- STATED PROBLEM
In full and without alteration, give the listing again.

Data entries
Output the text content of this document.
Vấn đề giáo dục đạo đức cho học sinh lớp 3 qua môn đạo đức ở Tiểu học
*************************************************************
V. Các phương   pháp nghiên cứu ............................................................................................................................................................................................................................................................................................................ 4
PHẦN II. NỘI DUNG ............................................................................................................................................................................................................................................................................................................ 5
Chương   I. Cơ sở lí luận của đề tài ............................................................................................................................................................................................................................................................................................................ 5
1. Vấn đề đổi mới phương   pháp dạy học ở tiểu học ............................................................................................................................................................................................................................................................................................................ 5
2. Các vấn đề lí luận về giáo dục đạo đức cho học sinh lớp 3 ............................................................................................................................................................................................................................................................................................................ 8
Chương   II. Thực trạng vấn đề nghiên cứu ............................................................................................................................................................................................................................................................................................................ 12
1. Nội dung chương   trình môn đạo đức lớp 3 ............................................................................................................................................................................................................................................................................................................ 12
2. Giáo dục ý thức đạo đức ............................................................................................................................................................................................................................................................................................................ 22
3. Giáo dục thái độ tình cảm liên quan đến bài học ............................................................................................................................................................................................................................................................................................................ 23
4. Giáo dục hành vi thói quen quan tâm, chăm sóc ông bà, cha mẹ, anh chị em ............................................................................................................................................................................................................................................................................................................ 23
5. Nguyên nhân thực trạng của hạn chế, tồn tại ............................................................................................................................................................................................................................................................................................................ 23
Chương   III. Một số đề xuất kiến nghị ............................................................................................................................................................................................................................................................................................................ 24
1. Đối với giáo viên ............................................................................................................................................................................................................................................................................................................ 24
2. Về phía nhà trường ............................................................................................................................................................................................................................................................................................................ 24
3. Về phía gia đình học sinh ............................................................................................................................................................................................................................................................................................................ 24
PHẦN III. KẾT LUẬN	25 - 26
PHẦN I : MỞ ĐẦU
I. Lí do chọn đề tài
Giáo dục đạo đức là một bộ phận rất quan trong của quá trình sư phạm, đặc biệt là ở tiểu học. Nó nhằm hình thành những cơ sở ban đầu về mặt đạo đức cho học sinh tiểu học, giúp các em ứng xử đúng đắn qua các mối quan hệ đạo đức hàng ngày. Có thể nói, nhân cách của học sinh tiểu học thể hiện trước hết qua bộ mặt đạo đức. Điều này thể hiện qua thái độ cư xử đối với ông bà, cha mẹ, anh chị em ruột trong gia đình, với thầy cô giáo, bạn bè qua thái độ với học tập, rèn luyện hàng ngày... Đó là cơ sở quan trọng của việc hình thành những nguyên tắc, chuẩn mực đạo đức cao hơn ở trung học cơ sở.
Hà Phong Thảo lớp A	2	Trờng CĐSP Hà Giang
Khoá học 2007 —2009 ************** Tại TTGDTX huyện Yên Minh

- THE RESULT
Output the text content of this document.
Vấn đề giáo dục đạo đức cho học sinh lớp 3 qua môn đạo đức ở Tiểu học
*************************************************************
V. Các phương   pháp nghiên cứu ............................................................................................................................................................................................................................................................................................................ 4
PHẦN II. NỘI DUNG ............................................................................................................................................................................................................................................................................................................ 5
Chương   I. Cơ sở lí luận của đề tài ............................................................................................................................................................................................................................................................................................................ 5
1. Vấn đề đổi mới phương   pháp dạy học ở tiểu học ............................................................................................................................................................................................................................................................................................................ 5
2. Các vấn đề lí luận về giáo dục đạo đức cho học sinh lớp 3 ............................................................................................................................................................................................................................................................................................................ 8
Chương   II. Thực trạng vấn đề nghiên cứu ............................................................................................................................................................................................................................................................................................................ 12
1. Nội dung chương   trình môn đạo đức lớp 3 ............................................................................................................................................................................................................................................................................................................ 12
2. Giáo dục ý thức đạo đức ............................................................................................................................................................................................................................................................................................................ 22
3. Giáo dục thái độ tình cảm liên quan đến bài học ............................................................................................................................................................................................................................................................................................................ 23
4. Giáo dục hành vi thói quen quan tâm, chăm sóc ông bà, cha mẹ, anh chị em ............................................................................................................................................................................................................................................................................................................ 23
5. Nguyên nhân thực trạng của hạn chế, tồn tại ............................................................................................................................................................................................................................................................................................................ 23
Chương   III. Một số đề xuất kiến nghị ............................................................................................................................................................................................................................................................................................................ 24
1. Đối với giáo viên ............................................................................................................................................................................................................................................................................................................ 24
2. Về phía nhà trường ............................................................................................................................................................................................................................................................................................................ 24
3. Về phía gia đình học sinh ............................................................................................................................................................................................................................................................................................................ 24
PHẦN III. KẾT LUẬN	25 - 26
PHẦN I : MỞ ĐẦU
I. Lí do chọn đề tài
Giáo dục đạo đức là một bộ phận rất quan trong của quá trình sư phạm, đặc biệt là ở tiểu học. Nó nhằm hình thành những cơ sở ban đầu về mặt đạo đức cho học sinh tiểu học, giúp các em ứng xử đúng đắn qua các mối quan hệ đạo đức hàng ngày. Có thể nói, nhân cách của học sinh tiểu học thể hiện trước hết qua bộ mặt đạo đức. Điều này thể hiện qua thái độ cư xử đối với ông bà, cha mẹ, anh chị em ruột trong gia đình, với thầy cô giáo, bạn bè qua thái độ với học tập, rèn luyện hàng ngày... Đó là cơ sở quan trọng của việc hình thành những nguyên tắc, chuẩn mực đạo đức cao hơn ở trung học cơ sở.
Hà Phong Thảo lớp A	2	Trờng CĐSP Hà Giang
Khoá học 2007 —2009 ************** Tại TTGDTX huyện Yên Minh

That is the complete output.